Why do the Kennedys fear history?

Nigel Hamilton

January 27, 1993|By Nigel Hamilton

IN September 1988 I arrived in the United States from Britain intending to write the first complete life of President John F. Kennedy, from his birth in 1917 to his assassination in 1963.

I was graciously welcomed by Jacqueline Onassis (my father had been a friend of JFK and of Robert F. Kennedy).

Sen. Edward Kennedy promised a series of interviews about his own family background, his grandfather John (Honey Fitz) Fitzgerald, his parents and, above all, his elder brother. Unfortunately, Senator Kennedy canceled the interviews in 1989.

Nevertheless, when we met at Harvard the following year, he effusively praised my efforts, saying he had heard from Arthur Schlesinger what "fine" preliminary lectures on JFK's early years I'd given at my university.

Once again the senator promised help and cooperation and, to demonstrate his sincerity, called me over to meet his sister Eunice, who to my great delight promised to make available to me her unique letters from JFK. Sadly, the promises again proved empty.

********

According to the article above about the Kennedys and history, in what year did Senator Edward Kennedy cancel the promised interviews?

(Collected data)
********

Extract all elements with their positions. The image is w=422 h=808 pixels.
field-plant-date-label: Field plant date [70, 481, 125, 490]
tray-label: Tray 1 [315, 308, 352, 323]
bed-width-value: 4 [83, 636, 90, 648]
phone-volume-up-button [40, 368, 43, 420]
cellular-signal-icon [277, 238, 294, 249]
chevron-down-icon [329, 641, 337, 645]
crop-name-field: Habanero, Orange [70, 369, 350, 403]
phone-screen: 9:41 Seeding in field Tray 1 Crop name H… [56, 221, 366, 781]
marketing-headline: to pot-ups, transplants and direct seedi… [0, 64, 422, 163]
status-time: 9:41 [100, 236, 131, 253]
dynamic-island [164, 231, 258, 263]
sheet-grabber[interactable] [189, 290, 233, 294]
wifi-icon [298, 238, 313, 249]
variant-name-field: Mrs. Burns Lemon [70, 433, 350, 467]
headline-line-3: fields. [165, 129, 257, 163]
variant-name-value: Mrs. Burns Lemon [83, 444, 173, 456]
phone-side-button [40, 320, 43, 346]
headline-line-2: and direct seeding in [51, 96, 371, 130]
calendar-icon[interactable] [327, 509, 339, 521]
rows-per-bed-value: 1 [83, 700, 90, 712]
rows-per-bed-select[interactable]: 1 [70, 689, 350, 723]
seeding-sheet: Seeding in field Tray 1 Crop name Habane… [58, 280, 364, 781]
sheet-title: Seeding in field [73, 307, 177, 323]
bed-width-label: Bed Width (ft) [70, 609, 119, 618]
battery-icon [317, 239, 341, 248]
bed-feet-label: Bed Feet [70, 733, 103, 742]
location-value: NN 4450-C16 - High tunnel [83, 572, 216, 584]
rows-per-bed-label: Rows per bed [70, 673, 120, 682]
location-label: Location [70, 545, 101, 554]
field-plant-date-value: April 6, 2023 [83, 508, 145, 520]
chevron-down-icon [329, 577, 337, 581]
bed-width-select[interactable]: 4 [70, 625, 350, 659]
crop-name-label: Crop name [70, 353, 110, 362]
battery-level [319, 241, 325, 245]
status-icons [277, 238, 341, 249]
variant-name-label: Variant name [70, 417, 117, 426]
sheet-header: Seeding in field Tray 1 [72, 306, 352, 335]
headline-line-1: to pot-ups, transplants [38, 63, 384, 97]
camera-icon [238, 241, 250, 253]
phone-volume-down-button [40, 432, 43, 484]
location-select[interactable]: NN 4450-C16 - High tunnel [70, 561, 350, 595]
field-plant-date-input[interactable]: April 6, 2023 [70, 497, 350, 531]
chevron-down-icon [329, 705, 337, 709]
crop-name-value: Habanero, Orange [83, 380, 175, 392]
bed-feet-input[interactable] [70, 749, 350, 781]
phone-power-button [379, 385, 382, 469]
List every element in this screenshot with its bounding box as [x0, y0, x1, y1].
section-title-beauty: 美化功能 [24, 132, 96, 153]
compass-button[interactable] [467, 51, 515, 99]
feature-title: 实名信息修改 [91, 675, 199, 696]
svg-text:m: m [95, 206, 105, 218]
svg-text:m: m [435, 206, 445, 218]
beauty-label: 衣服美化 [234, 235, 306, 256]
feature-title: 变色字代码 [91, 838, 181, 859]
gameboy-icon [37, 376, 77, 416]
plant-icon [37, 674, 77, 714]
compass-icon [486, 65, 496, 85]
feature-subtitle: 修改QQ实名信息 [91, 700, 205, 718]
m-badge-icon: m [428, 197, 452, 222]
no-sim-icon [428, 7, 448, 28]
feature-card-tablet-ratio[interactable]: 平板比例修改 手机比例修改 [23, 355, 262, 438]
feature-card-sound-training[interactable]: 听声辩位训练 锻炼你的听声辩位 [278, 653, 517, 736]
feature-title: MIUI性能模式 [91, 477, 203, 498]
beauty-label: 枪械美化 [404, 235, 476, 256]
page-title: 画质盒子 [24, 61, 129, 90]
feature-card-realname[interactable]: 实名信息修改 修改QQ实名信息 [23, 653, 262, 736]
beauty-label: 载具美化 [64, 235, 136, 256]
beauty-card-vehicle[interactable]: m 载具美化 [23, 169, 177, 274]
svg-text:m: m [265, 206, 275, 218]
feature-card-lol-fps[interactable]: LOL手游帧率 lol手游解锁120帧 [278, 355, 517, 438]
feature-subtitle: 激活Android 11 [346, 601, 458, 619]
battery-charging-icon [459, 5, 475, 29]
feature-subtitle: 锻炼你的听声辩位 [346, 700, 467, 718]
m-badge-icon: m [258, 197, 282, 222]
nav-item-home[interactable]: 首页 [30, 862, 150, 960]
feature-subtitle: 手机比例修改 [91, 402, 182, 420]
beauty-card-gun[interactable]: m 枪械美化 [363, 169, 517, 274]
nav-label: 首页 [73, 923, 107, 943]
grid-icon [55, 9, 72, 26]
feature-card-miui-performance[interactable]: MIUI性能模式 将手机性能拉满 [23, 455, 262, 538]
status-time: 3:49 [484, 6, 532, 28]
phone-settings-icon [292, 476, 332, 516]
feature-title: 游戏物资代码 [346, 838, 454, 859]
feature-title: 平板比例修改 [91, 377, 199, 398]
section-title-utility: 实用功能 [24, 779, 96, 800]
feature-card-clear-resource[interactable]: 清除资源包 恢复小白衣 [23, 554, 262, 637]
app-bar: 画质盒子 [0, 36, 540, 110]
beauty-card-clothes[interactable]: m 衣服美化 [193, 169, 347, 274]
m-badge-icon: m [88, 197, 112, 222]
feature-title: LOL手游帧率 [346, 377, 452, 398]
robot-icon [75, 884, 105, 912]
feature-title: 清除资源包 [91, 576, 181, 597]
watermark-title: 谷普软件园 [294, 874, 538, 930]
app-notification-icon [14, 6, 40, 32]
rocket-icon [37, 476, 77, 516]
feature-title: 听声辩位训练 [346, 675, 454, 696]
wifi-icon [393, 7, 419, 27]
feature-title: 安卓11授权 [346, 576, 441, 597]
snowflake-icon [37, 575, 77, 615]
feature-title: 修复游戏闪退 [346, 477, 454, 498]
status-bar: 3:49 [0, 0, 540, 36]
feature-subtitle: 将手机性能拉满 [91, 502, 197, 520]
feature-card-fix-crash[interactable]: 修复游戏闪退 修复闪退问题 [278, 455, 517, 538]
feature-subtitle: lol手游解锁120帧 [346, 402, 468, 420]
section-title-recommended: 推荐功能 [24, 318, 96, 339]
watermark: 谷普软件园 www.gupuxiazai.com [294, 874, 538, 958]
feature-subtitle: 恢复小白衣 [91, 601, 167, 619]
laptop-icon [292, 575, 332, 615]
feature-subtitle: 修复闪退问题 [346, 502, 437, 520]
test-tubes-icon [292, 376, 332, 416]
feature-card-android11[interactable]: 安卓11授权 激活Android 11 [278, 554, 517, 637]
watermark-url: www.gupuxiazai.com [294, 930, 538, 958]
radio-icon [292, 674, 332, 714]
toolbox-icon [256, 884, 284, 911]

********

# RESPONSE TO THIS TASK
He canceled them in 1989.